### INSTRUCTION
Repeat every record below exactly as written.

··········

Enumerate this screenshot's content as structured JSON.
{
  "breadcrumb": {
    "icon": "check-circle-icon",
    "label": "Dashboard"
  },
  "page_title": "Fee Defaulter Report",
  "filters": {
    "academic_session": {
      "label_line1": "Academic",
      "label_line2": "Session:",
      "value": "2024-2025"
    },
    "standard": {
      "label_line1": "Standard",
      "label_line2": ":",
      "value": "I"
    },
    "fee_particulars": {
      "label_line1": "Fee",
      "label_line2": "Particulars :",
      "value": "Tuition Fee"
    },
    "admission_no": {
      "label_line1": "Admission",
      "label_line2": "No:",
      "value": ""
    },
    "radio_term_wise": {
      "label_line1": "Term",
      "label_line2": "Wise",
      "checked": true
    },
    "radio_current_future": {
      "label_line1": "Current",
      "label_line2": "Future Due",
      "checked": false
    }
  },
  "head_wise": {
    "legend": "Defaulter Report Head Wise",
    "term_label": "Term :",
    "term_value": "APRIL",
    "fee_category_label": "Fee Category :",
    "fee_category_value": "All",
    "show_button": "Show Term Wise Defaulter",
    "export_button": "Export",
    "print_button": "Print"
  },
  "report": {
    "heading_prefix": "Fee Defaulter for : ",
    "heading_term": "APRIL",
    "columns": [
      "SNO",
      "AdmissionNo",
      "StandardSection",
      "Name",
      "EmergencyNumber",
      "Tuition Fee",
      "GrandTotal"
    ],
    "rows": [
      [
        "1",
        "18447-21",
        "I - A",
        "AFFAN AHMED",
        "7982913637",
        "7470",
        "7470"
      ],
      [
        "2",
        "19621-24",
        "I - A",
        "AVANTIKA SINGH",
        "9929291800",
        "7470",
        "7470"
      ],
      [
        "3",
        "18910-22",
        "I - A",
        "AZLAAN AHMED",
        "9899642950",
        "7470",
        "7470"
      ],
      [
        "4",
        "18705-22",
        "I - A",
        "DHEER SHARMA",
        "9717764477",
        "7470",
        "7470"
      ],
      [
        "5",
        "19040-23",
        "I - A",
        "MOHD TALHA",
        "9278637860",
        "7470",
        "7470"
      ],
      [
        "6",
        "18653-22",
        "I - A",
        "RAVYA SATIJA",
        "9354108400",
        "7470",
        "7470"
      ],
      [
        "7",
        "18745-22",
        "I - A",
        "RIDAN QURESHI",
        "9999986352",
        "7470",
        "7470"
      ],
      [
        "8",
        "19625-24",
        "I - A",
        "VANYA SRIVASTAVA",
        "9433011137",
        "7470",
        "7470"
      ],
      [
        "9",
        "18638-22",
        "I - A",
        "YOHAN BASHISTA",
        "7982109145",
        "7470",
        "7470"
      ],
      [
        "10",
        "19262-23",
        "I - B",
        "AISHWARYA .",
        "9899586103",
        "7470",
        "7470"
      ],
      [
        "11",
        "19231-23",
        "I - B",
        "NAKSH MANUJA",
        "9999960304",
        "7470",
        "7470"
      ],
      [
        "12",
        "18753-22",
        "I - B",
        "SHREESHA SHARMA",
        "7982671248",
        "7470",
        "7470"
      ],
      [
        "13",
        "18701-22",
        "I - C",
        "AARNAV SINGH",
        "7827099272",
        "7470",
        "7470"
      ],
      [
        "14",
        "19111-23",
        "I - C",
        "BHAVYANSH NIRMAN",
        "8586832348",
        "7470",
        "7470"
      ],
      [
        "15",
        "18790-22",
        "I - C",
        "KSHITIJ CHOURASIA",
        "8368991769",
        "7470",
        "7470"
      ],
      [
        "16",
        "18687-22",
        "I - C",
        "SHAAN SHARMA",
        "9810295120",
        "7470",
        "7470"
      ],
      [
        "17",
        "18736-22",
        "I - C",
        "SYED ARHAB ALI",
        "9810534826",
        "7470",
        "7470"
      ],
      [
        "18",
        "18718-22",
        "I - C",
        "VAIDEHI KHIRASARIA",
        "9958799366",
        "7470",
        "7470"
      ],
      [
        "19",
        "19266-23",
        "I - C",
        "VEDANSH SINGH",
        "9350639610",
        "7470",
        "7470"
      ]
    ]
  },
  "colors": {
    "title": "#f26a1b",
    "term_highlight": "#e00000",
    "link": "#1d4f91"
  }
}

··········

### WORKED ANSWER
Enumerate this screenshot's content as structured JSON.
{
  "breadcrumb": {
    "icon": "check-circle-icon",
    "label": "Dashboard"
  },
  "page_title": "Fee Defaulter Report",
  "filters": {
    "academic_session": {
      "label_line1": "Academic",
      "label_line2": "Session:",
      "value": "2024-2025"
    },
    "standard": {
      "label_line1": "Standard",
      "label_line2": ":",
      "value": "I"
    },
    "fee_particulars": {
      "label_line1": "Fee",
      "label_line2": "Particulars :",
      "value": "Tuition Fee"
    },
    "admission_no": {
      "label_line1": "Admission",
      "label_line2": "No:",
      "value": ""
    },
    "radio_term_wise": {
      "label_line1": "Term",
      "label_line2": "Wise",
      "checked": true
    },
    "radio_current_future": {
      "label_line1": "Current",
      "label_line2": "Future Due",
      "checked": false
    }
  },
  "head_wise": {
    "legend": "Defaulter Report Head Wise",
    "term_label": "Term :",
    "term_value": "APRIL",
    "fee_category_label": "Fee Category :",
    "fee_category_value": "All",
    "show_button": "Show Term Wise Defaulter",
    "export_button": "Export",
    "print_button": "Print"
  },
  "report": {
    "heading_prefix": "Fee Defaulter for : ",
    "heading_term": "APRIL",
    "columns": [
      "SNO",
      "AdmissionNo",
      "StandardSection",
      "Name",
      "EmergencyNumber",
      "Tuition Fee",
      "GrandTotal"
    ],
    "rows": [
      [
        "1",
        "18447-21",
        "I - A",
        "AFFAN AHMED",
        "7982913637",
        "7470",
        "7470"
      ],
      [
        "2",
        "19621-24",
        "I - A",
        "AVANTIKA SINGH",
        "9929291800",
        "7470",
        "7470"
      ],
      [
        "3",
        "18910-22",
        "I - A",
        "AZLAAN AHMED",
        "9899642950",
        "7470",
        "7470"
      ],
      [
        "4",
        "18705-22",
        "I - A",
        "DHEER SHARMA",
        "9717764477",
        "7470",
        "7470"
      ],
      [
        "5",
        "19040-23",
        "I - A",
        "MOHD TALHA",
        "9278637860",
        "7470",
        "7470"
      ],
      [
        "6",
        "18653-22",
        "I - A",
        "RAVYA SATIJA",
        "9354108400",
        "7470",
        "7470"
      ],
      [
        "7",
        "18745-22",
        "I - A",
        "RIDAN QURESHI",
        "9999986352",
        "7470",
        "7470"
      ],
      [
        "8",
        "19625-24",
        "I - A",
        "VANYA SRIVASTAVA",
        "9433011137",
        "7470",
        "7470"
      ],
      [
        "9",
        "18638-22",
        "I - A",
        "YOHAN BASHISTA",
        "7982109145",
        "7470",
        "7470"
      ],
      [
        "10",
        "19262-23",
        "I - B",
        "AISHWARYA .",
        "9899586103",
        "7470",
        "7470"
      ],
      [
        "11",
        "19231-23",
        "I - B",
        "NAKSH MANUJA",
        "9999960304",
        "7470",
        "7470"
      ],
      [
        "12",
        "18753-22",
        "I - B",
        "SHREESHA SHARMA",
        "7982671248",
        "7470",
        "7470"
      ],
      [
        "13",
        "18701-22",
        "I - C",
        "AARNAV SINGH",
        "7827099272",
        "7470",
        "7470"
      ],
      [
        "14",
        "19111-23",
        "I - C",
        "BHAVYANSH NIRMAN",
        "8586832348",
        "7470",
        "7470"
      ],
      [
        "15",
        "18790-22",
        "I - C",
        "KSHITIJ CHOURASIA",
        "8368991769",
        "7470",
        "7470"
      ],
      [
        "16",
        "18687-22",
        "I - C",
        "SHAAN SHARMA",
        "9810295120",
        "7470",
        "7470"
      ],
      [
        "17",
        "18736-22",
        "I - C",
        "SYED ARHAB ALI",
        "9810534826",
        "7470",
        "7470"
      ],
      [
        "18",
        "18718-22",
        "I - C",
        "VAIDEHI KHIRASARIA",
        "9958799366",
        "7470",
        "7470"
      ],
      [
        "19",
        "19266-23",
        "I - C",
        "VEDANSH SINGH",
        "9350639610",
        "7470",
        "7470"
      ]
    ]
  },
  "colors": {
    "title": "#f26a1b",
    "term_highlight": "#e00000",
    "link": "#1d4f91"
  }
}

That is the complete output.